Required work:
Make an exact copy of the lines, leaving the pictures out.

Records supplied:
## begin
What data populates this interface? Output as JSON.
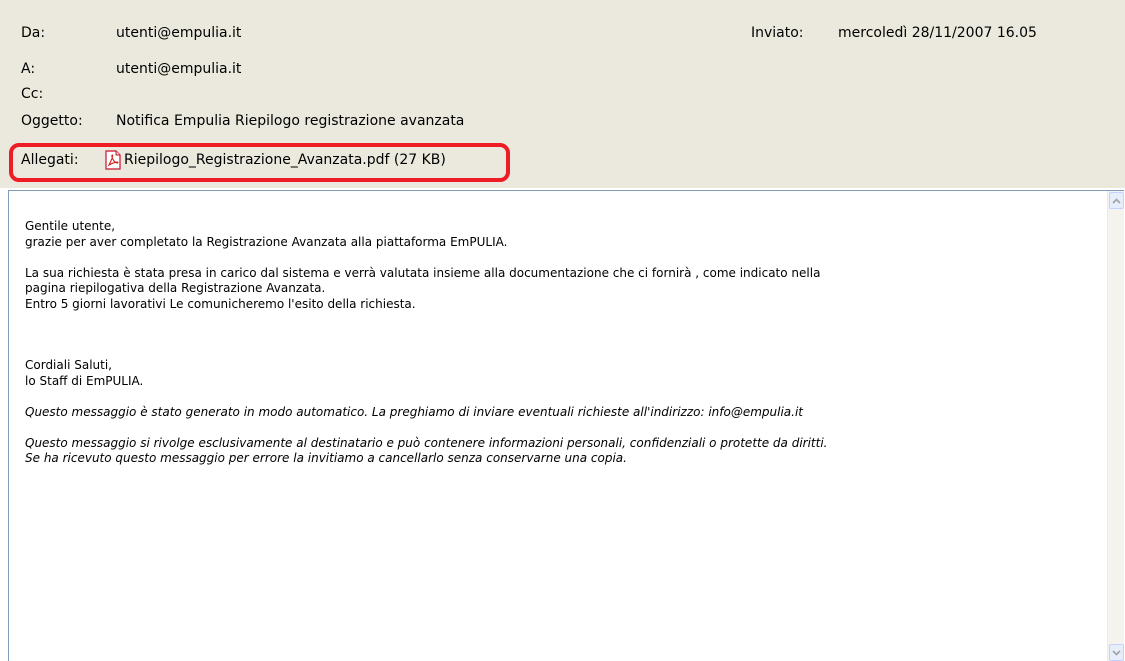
{
  "header": {
    "from_label": "Da:",
    "from_value": "utenti@empulia.it",
    "sent_label": "Inviato:",
    "sent_value": "mercoledì 28/11/2007 16.05",
    "to_label": "A:",
    "to_value": "utenti@empulia.it",
    "cc_label": "Cc:",
    "subject_label": "Oggetto:",
    "subject_value": "Notifica Empulia Riepilogo registrazione avanzata",
    "attachments_label": "Allegati:",
    "attachment_name": "Riepilogo_Registrazione_Avanzata.pdf (27 KB)",
    "highlight_color": "#ee1c25"
  },
  "message": {
    "line1": "Gentile utente,",
    "line2": "grazie per aver completato la Registrazione Avanzata alla piattaforma EmPULIA.",
    "line3": "La sua richiesta è stata presa in carico dal sistema e verrà  valutata insieme alla documentazione che ci fornirà , come indicato nella",
    "line4": "pagina riepilogativa della Registrazione Avanzata.",
    "line5": "Entro 5 giorni lavorativi Le comunicheremo l'esito della richiesta.",
    "line6": "Cordiali Saluti,",
    "line7": "lo Staff di EmPULIA.",
    "line8": "Questo messaggio è stato generato in modo automatico. La preghiamo di inviare eventuali richieste all'indirizzo: info@empulia.it",
    "line9": "Questo messaggio si rivolge esclusivamente al destinatario e può contenere informazioni personali, confidenziali o protette da diritti.",
    "line10": "Se ha ricevuto questo messaggio per errore la invitiamo a cancellarlo senza conservarne una copia."
  },
  "icons": {
    "attachment": "pdf-icon",
    "scroll_up": "scroll-up-arrow-icon",
    "scroll_down": "scroll-down-arrow-icon"
  }
}
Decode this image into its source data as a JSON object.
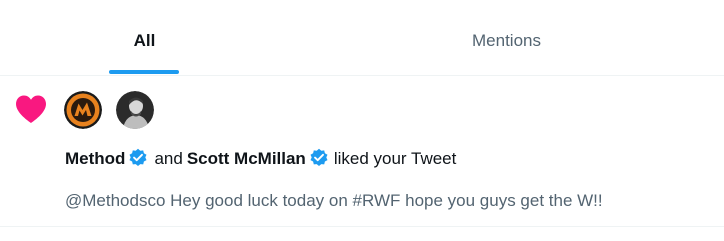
{
  "tabs": [
    {
      "label": "All",
      "selected": true
    },
    {
      "label": "Mentions",
      "selected": false
    }
  ],
  "notification": {
    "type_icon": "heart-icon",
    "icon_color": "#f91880",
    "avatars": [
      "Method",
      "Scott McMillan"
    ],
    "user1": "Method",
    "connector": "and",
    "user2": "Scott McMillan",
    "action": "liked your Tweet",
    "tweet_text": "@Methodsco Hey good luck today on #RWF hope you guys get the W!!"
  },
  "colors": {
    "accent": "#1d9bf0",
    "secondary_text": "#536471",
    "primary_text": "#0f1419"
  }
}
## end
Expected answer:
What data populates this interface? Output as JSON.
{
  "header": {
    "from_label": "Da:",
    "from_value": "utenti@empulia.it",
    "sent_label": "Inviato:",
    "sent_value": "mercoledì 28/11/2007 16.05",
    "to_label": "A:",
    "to_value": "utenti@empulia.it",
    "cc_label": "Cc:",
    "subject_label": "Oggetto:",
    "subject_value": "Notifica Empulia Riepilogo registrazione avanzata",
    "attachments_label": "Allegati:",
    "attachment_name": "Riepilogo_Registrazione_Avanzata.pdf (27 KB)",
    "highlight_color": "#ee1c25"
  },
  "message": {
    "line1": "Gentile utente,",
    "line2": "grazie per aver completato la Registrazione Avanzata alla piattaforma EmPULIA.",
    "line3": "La sua richiesta è stata presa in carico dal sistema e verrà  valutata insieme alla documentazione che ci fornirà , come indicato nella",
    "line4": "pagina riepilogativa della Registrazione Avanzata.",
    "line5": "Entro 5 giorni lavorativi Le comunicheremo l'esito della richiesta.",
    "line6": "Cordiali Saluti,",
    "line7": "lo Staff di EmPULIA.",
    "line8": "Questo messaggio è stato generato in modo automatico. La preghiamo di inviare eventuali richieste all'indirizzo: info@empulia.it",
    "line9": "Questo messaggio si rivolge esclusivamente al destinatario e può contenere informazioni personali, confidenziali o protette da diritti.",
    "line10": "Se ha ricevuto questo messaggio per errore la invitiamo a cancellarlo senza conservarne una copia."
  },
  "icons": {
    "attachment": "pdf-icon",
    "scroll_up": "scroll-up-arrow-icon",
    "scroll_down": "scroll-down-arrow-icon"
  }
}
Decode this image into its source data as a JSON object.
{
  "tabs": [
    {
      "label": "All",
      "selected": true
    },
    {
      "label": "Mentions",
      "selected": false
    }
  ],
  "notification": {
    "type_icon": "heart-icon",
    "icon_color": "#f91880",
    "avatars": [
      "Method",
      "Scott McMillan"
    ],
    "user1": "Method",
    "connector": "and",
    "user2": "Scott McMillan",
    "action": "liked your Tweet",
    "tweet_text": "@Methodsco Hey good luck today on #RWF hope you guys get the W!!"
  },
  "colors": {
    "accent": "#1d9bf0",
    "secondary_text": "#536471",
    "primary_text": "#0f1419"
  }
}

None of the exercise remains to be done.